- **Raw data**
================

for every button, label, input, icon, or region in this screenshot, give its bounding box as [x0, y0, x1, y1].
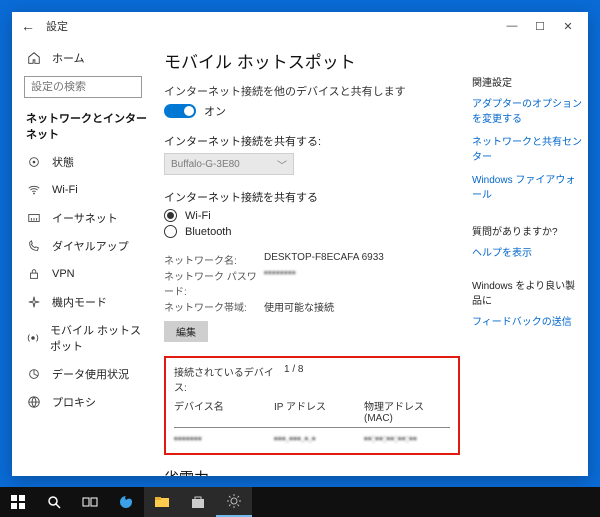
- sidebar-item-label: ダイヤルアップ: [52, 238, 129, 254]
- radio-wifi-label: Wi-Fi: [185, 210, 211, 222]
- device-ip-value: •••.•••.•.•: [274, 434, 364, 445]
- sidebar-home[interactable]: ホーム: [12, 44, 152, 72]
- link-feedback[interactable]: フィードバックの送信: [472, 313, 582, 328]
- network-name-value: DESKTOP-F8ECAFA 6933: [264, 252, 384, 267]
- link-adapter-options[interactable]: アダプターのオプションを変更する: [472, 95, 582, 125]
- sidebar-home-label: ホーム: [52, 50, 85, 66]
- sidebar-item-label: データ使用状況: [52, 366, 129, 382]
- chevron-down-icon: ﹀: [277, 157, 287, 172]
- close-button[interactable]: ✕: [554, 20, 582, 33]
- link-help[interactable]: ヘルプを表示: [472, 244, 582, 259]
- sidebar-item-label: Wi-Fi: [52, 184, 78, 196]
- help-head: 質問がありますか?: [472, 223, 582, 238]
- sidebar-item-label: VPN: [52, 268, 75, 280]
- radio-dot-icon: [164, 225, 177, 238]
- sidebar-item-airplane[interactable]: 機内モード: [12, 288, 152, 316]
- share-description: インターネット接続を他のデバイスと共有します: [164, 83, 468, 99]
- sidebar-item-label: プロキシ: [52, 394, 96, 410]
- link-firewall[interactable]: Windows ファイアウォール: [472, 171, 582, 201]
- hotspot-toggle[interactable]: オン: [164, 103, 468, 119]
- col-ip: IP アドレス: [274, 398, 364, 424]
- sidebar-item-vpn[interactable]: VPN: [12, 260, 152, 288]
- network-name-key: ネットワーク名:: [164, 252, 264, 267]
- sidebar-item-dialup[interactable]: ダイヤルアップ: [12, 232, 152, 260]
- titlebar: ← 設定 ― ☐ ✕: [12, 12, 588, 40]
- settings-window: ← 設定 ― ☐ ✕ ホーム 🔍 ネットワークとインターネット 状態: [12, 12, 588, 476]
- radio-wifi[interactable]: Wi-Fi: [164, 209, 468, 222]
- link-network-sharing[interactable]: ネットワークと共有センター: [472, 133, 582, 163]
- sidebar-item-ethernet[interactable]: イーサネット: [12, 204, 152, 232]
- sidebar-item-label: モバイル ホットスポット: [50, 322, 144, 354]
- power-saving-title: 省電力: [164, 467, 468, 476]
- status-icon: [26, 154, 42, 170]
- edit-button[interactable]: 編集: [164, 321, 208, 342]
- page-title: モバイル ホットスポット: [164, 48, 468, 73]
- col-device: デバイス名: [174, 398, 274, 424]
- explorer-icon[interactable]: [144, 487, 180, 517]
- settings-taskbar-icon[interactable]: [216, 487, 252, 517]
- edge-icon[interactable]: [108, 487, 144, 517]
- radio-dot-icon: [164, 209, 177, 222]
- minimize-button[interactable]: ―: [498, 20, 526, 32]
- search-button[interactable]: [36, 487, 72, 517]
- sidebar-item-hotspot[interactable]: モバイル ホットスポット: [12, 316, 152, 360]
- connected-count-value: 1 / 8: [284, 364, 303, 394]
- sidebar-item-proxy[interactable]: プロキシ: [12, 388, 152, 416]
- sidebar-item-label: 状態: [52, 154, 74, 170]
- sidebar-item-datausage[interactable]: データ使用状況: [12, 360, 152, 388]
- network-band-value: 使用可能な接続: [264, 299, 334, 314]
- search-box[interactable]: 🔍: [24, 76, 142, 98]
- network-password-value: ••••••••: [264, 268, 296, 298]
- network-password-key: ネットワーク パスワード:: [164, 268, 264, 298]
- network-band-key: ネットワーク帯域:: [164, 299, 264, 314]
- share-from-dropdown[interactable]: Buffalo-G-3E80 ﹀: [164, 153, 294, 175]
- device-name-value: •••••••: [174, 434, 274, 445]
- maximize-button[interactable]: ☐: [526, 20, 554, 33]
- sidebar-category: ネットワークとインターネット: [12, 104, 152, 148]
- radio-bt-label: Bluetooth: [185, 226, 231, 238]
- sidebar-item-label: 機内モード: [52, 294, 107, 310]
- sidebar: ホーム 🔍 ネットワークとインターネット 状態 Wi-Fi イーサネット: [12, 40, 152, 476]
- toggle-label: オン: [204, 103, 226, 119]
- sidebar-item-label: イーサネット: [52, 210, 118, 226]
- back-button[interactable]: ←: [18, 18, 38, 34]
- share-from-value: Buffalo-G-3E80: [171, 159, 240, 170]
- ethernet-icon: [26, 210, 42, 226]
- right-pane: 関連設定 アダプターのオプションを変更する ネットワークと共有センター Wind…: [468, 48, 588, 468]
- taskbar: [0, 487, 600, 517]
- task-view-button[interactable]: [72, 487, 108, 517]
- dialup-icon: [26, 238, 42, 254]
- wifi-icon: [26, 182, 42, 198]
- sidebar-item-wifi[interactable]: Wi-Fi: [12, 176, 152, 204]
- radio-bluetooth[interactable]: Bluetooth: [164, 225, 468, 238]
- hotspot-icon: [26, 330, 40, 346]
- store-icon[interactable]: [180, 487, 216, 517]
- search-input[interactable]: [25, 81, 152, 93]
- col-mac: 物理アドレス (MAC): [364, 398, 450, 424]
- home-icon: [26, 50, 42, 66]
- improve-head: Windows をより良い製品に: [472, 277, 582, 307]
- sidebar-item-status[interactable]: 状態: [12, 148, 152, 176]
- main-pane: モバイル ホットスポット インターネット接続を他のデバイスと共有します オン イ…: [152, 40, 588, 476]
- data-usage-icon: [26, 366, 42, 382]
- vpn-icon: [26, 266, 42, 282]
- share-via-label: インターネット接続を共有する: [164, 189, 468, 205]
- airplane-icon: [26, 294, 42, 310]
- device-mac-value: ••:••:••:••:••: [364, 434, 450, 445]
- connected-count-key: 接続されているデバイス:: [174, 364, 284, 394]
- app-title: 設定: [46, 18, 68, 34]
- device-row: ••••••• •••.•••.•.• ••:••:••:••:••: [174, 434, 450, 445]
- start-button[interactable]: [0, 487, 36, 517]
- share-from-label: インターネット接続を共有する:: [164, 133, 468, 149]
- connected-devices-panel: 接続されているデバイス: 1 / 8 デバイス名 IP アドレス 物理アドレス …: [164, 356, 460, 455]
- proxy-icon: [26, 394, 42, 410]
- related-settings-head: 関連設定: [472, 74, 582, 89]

================

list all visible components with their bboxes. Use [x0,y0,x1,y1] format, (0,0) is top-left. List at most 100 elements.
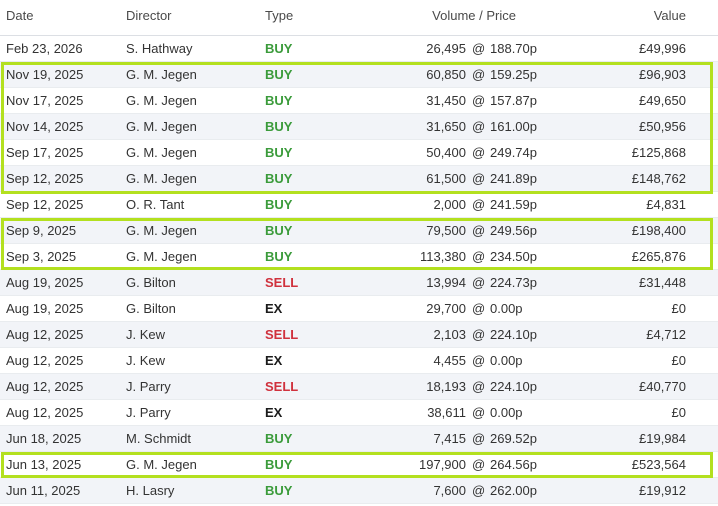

================

- **Task to complete**
Scale the bounding box coordinates in the answers by 2.4, rounding each to a whole number with halves rounded up, and write out everything from the line containing "for every button, label, input, icon, or" down to the line containing "- radio-wifi-label: Wi-Fi: [185, 210, 211, 222]", requests included, leaving out the pictures. Give only those lines.

- **Output for this exercise**
for every button, label, input, icon, or region in this screenshot, give its bounding box as [x0, y0, x1, y1].
- sidebar-item-label: ダイヤルアップ: [125, 571, 310, 610]
- radio-wifi-label: Wi-Fi: [444, 504, 506, 533]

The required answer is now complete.